EXCERPT TO READ:
──────────────────────────────

Reinforcement Learning Environment

<Vortex Studio Installation Folder>\tutorials\Python\Vortex\Python\Vortex\PyLearningEnvironment


Looking at the file structure

Before we begin, let's look at the files available in PyLearningEnvironment folder. If you can't find it in your installation folder, download the attached zip package and extract it to your working folder.

Vortex Resources Folder

This folder contains Setup.vxc. It's a barebones application setup with an Engine module and a Debugger Window.

In "Pendulum", you will find also the Pendulum Mechanism, Assembly, Graphics Gallery and embedded scripts. Open Pendulum.vxmechanism with the Vortex Editor. You will notice there are two VHL Interfaces, "RL Interface" and "Settings". 

In "Settings", you'll be able to modify the pendulum mass and color.

"RL Interface" will be used to send and receive data to and from the DDPG Agent. It outputs observations cos, sin and speed (ω), which are derived from the rotational position and speed of the pendulum (see image below). It inputs torque (τ) , which is the added torque on the hinge, and the only output from the DDPG Agent. episode and reward are there solely for the HUD.

──────────────────────────────

AIM 1:
Can you switch "Replica Set" to "Stateful Set" in the records, starting at their first line and ending at the line containing "svg-text:Local Subj...: Local", and give back only those lines with everything else left unchanged?
The text and the records are unrelated to each other.

EXCERPTED DATA:
──────────────────────────────

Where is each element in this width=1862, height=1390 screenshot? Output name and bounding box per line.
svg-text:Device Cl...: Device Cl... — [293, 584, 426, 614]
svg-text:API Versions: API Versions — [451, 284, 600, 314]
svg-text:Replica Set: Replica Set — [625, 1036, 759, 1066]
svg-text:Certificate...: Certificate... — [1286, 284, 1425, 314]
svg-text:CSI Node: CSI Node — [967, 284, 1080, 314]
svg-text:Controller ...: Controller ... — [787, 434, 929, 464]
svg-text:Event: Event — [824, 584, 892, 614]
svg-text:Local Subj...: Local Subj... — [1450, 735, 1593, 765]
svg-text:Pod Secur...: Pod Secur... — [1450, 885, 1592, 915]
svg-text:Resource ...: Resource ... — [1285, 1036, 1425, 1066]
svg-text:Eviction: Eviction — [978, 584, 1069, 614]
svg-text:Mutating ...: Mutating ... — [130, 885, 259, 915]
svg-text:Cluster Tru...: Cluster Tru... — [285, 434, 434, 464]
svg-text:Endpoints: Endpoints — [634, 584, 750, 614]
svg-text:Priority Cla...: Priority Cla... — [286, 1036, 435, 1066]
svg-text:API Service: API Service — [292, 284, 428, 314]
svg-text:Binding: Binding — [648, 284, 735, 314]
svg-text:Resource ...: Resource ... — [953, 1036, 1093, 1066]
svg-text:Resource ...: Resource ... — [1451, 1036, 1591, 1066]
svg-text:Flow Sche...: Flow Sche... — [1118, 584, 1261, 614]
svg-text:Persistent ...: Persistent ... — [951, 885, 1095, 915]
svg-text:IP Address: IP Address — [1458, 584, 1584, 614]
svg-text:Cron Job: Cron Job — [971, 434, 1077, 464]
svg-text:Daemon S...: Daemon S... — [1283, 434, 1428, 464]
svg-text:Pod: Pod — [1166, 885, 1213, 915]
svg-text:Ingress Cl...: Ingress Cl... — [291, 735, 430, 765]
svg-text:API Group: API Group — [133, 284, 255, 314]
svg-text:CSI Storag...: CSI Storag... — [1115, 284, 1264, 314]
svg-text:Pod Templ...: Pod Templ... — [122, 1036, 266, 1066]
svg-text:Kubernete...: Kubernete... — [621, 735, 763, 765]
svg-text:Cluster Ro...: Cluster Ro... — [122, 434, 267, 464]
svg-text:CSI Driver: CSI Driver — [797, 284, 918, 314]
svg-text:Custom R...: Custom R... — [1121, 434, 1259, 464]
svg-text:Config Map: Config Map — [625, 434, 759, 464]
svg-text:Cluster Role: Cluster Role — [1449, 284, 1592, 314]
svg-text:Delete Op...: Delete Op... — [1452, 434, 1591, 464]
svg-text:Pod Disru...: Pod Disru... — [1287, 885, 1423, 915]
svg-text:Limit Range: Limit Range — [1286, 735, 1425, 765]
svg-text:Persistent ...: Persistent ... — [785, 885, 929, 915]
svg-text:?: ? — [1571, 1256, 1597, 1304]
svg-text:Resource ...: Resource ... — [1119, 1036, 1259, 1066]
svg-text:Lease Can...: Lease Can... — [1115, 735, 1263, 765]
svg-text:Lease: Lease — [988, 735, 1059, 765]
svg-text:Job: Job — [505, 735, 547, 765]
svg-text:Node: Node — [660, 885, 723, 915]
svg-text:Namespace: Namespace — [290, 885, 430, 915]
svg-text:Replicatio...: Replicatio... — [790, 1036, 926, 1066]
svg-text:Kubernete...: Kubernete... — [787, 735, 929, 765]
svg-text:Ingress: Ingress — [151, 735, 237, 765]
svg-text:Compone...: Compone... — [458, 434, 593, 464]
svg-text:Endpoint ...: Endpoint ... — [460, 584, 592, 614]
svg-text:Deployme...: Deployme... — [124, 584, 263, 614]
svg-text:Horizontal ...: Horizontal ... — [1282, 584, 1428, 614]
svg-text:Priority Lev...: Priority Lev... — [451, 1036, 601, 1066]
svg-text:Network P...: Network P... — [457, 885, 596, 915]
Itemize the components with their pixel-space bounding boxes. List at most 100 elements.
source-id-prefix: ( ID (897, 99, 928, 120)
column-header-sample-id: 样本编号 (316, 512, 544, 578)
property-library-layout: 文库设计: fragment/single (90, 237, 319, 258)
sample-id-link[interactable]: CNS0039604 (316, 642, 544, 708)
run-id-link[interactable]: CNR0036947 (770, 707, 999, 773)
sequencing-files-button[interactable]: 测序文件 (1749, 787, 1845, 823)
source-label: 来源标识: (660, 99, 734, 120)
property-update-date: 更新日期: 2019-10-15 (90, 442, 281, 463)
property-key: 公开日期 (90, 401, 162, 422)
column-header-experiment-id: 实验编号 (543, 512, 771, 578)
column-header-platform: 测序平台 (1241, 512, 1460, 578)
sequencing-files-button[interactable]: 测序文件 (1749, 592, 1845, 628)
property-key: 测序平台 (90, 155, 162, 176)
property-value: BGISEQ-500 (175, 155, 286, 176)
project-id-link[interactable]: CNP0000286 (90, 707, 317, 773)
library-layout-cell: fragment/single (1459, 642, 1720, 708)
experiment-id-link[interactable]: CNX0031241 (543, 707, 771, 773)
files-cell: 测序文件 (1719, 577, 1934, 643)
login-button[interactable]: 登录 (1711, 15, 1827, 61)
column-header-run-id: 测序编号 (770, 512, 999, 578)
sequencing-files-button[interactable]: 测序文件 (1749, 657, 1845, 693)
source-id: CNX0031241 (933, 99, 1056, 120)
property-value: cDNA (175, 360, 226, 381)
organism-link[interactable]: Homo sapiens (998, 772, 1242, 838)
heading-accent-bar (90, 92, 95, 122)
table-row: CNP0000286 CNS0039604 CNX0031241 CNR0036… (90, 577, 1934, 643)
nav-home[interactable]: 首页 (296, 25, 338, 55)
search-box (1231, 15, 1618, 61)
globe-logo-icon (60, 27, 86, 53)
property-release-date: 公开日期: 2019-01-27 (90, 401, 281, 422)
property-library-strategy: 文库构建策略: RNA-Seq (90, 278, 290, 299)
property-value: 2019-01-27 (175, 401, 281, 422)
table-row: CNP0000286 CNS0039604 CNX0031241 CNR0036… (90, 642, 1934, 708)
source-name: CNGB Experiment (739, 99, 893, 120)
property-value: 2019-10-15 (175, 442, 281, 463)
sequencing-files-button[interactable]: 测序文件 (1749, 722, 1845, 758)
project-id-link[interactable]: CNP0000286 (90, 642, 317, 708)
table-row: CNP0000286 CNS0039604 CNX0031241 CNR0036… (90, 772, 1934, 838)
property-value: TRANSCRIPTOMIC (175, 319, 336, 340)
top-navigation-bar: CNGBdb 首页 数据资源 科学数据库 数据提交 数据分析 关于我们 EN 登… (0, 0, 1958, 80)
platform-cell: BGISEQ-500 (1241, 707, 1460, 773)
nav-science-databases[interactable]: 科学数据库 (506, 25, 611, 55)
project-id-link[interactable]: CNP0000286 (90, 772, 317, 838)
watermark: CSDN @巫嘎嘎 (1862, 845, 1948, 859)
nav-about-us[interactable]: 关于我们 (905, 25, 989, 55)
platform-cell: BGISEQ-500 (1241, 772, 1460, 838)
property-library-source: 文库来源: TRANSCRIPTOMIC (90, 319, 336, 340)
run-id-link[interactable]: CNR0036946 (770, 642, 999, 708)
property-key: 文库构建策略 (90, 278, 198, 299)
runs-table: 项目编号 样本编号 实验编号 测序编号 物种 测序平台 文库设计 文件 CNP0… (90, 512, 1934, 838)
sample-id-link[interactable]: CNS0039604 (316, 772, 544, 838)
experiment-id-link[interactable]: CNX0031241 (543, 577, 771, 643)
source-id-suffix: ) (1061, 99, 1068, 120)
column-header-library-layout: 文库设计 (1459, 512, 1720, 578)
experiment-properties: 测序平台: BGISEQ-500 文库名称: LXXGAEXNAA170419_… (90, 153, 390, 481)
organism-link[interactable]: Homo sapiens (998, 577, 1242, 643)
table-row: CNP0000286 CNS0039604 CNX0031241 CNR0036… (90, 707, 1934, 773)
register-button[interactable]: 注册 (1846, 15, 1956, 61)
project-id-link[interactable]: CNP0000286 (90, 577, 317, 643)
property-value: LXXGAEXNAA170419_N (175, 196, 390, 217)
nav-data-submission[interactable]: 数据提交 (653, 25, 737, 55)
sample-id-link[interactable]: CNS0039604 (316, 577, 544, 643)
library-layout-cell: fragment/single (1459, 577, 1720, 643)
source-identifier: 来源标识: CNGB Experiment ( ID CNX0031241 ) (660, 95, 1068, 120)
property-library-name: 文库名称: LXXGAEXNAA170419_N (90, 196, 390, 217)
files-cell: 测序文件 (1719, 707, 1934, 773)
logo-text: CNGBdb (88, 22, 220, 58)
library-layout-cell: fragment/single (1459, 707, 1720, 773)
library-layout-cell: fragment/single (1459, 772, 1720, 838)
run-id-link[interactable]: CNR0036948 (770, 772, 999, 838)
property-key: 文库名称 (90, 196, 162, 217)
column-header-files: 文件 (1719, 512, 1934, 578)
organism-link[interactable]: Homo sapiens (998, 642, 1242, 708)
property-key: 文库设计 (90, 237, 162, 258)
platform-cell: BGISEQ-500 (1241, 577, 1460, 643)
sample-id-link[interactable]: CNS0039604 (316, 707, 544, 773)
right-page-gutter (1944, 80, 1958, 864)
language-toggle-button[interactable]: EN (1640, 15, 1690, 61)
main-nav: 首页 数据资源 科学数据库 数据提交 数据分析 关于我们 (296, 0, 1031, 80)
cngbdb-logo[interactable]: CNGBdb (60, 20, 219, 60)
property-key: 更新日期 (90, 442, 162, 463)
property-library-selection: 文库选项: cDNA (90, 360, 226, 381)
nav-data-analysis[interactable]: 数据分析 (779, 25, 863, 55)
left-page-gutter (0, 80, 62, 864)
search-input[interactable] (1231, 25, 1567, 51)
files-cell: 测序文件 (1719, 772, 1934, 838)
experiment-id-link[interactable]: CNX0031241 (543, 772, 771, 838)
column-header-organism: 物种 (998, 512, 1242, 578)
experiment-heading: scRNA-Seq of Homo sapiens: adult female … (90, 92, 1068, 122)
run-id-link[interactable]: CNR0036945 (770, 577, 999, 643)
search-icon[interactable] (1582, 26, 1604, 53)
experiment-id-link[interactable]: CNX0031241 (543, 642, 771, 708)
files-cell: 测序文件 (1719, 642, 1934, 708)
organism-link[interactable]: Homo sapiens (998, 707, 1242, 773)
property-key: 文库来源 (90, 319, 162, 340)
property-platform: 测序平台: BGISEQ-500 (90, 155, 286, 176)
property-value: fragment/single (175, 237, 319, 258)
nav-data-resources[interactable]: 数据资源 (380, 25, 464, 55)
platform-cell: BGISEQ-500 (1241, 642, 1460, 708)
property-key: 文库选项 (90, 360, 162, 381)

──────────────────────────────

AIM 2:
Will you write out the passage of the reinforcement learning text starting at "<Vortex Studio Installation" and ending at "a Debugger Window.", word for word?

FINAL RESULT 1:
Where is each element in this width=1862, height=1390 screenshot? Output name and bounding box per line.
svg-text:Device Cl...: Device Cl... — [293, 584, 426, 614]
svg-text:API Versions: API Versions — [451, 284, 600, 314]
svg-text:Stateful Set: Stateful Set — [625, 1036, 759, 1066]
svg-text:Certificate...: Certificate... — [1286, 284, 1425, 314]
svg-text:CSI Node: CSI Node — [967, 284, 1080, 314]
svg-text:Controller ...: Controller ... — [787, 434, 929, 464]
svg-text:Event: Event — [824, 584, 892, 614]
svg-text:Local Subj...: Local Subj... — [1450, 735, 1593, 765]

FINAL RESULT 2:
<Vortex Studio Installation Folder>\tutorials\Python\Vortex\Python\Vortex\PyLearningEnvironment


Looking at the file structure

Before we begin, let's look at the files available in PyLearningEnvironment folder. If you can't find it in your installation folder, download the attached zip package and extract it to your working folder.

Vortex Resources Folder

This folder contains Setup.vxc. It's a barebones application setup with an Engine module and a Debugger Window.